ページ抜粋:
アステラス製薬の野木森雅郁社長は2日、都内で開いた決算説明会で、6月に買収を完了した米OSIファーマシューティカルズの統合作業を、2011年6月末までに完了させる方針を明らかにした。OSIの組織を機能部門ごとにアステラスへ集約する方向で、現在500人のOSI従業員を300人強に削減。拠点の統廃合を加速させる。野木森氏は、「OSIの統合を早期に完了し、利益の底上げを図って成長につなげたい」と語った。
今回、明らかになった統合計画によると、研究機能をニューヨーク州ファーミングデールのOSI事業所に集約し、アステラスの米国低分子癌創薬センターとすると共に、OSIが買収した英プロシディオン社については、引き続き糖尿病・肥満領域の研究開発を担う組織と位置づけた。また、進行中の臨床開発プログラムは、全てイリノイ州ディアフィールドのアステラスUSへ移転し、その他の事業所については閉鎖する方針。米国と英国で500人の従業員を300人強にまで削減し、拠点の統廃合を加速させる。

エントリ抜粋:
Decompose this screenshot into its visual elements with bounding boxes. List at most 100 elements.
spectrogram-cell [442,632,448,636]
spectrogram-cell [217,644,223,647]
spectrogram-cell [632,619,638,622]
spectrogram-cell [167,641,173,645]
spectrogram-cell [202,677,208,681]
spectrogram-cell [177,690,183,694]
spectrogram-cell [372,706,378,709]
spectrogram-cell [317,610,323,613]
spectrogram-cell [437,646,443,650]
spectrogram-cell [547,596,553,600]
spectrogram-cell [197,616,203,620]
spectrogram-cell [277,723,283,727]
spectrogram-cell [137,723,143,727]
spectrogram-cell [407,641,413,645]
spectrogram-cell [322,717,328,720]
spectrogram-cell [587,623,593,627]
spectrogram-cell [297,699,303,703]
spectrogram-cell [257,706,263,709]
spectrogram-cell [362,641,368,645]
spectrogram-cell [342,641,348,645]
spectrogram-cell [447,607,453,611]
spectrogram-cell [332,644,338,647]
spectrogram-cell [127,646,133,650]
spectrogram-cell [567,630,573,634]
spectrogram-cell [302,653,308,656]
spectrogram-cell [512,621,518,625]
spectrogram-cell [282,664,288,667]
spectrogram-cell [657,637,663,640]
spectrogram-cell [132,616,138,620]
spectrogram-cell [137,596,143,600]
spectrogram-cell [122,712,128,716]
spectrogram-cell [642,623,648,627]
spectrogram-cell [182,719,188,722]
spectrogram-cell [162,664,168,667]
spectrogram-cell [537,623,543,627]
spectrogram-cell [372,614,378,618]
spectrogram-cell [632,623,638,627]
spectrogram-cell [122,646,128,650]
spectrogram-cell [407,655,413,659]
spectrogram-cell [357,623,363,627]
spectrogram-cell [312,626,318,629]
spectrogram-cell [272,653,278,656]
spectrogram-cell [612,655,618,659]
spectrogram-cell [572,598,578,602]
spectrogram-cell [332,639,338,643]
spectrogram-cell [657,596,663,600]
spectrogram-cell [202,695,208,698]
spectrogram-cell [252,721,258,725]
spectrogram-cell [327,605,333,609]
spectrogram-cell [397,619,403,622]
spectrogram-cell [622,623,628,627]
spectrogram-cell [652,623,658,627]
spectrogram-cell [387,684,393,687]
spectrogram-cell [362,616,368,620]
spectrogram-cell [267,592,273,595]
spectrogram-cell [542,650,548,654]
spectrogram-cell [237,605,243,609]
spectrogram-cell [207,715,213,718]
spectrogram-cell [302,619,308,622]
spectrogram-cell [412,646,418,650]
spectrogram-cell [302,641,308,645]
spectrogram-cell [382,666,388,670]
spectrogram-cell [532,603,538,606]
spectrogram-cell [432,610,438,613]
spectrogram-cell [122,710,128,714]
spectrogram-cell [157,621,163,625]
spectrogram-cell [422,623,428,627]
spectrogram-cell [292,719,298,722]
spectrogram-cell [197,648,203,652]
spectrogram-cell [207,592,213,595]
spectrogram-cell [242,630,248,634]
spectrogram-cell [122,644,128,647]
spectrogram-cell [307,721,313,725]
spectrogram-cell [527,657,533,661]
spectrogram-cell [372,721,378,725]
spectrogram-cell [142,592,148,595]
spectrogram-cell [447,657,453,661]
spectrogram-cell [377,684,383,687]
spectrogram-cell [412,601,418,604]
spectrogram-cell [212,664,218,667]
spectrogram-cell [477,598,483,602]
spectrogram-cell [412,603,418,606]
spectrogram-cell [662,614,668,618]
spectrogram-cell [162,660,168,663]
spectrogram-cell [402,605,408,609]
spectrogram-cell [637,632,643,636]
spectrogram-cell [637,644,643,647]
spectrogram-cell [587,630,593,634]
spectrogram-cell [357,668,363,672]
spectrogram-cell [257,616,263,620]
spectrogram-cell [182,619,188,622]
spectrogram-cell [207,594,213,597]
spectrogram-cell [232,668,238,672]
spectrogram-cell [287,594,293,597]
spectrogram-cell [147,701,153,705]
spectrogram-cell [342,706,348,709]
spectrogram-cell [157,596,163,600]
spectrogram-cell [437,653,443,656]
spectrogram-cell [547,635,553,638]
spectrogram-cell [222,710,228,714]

実施事項:
• 1. OSI統合に関する記事において、野木森社長がOSIの統合を早期に完了させたいとする理由を、記事中の発言に基づいて一、二文で説明してください。
• 2. OSI統合に関する記事から、「アステラス製薬の野木森雅郁社」と「にまで削減し、拠点の統廃合を加速させる。」の間の部分を、両端の語句も含めて正確に抜き出してください。
• 3. OSI統合に関する記事を、最後の文の後から書き継いでください。
上記のエントリは参照しなくても差し支えありません。

解答一覧:
• 1. 野木森社長は、OSIの統合を早期に完了することで利益の底上げを図り、成長につなげたいと述べています。

• 2.
アステラス製薬の野木森雅郁社長は2日、都内で開いた決算説明会で、6月に買収を完了した米OSIファーマシューティカルズの統合作業を、2011年6月末までに完了させる方針を明らかにした。OSIの組織を機能部門ごとにアステラスへ集約する方向で、現在500人のOSI従業員を300人強に削減。拠点の統廃合を加速させる。野木森氏は、「OSIの統合を早期に完了し、利益の底上げを図って成長につなげたい」と語った。
今回、明らかになった統合計画によると、研究機能をニューヨーク州ファーミングデールのOSI事業所に集約し、アステラスの米国低分子癌創薬センターとすると共に、OSIが買収した英プロシディオン社については、引き続き糖尿病・肥満領域の研究開発を担う組織と位置づけた。また、進行中の臨床開発プログラムは、全てイリノイ州ディアフィールドのアステラスUSへ移転し、その他の事業所については閉鎖する方針。米国と英国で500人の従業員を300人強にまで削減し、拠点の統廃合を加速させる。

• 3.
一方、販売機能に関しては、米国での癌領域の営業組織と人員を維持し、「タルセバ」の販売を手がけるスイス・ロシュグループとのパートナー関係も継続する。
既にOSI買収後、10年7~9月の「タルセバ」関連収入は、前年同期比6・9%増の9300万ドルと順調に拡大しており、同社は統合作業を加速させ、11年6月末までに完了させる予定だ。野木森氏は「10年度は、特許切れの影響をフルに受ける厳しい年となるが、OSIの統合を早期に完了し、中長期の成長につなげたい」とOSIの貢献に期待を示した。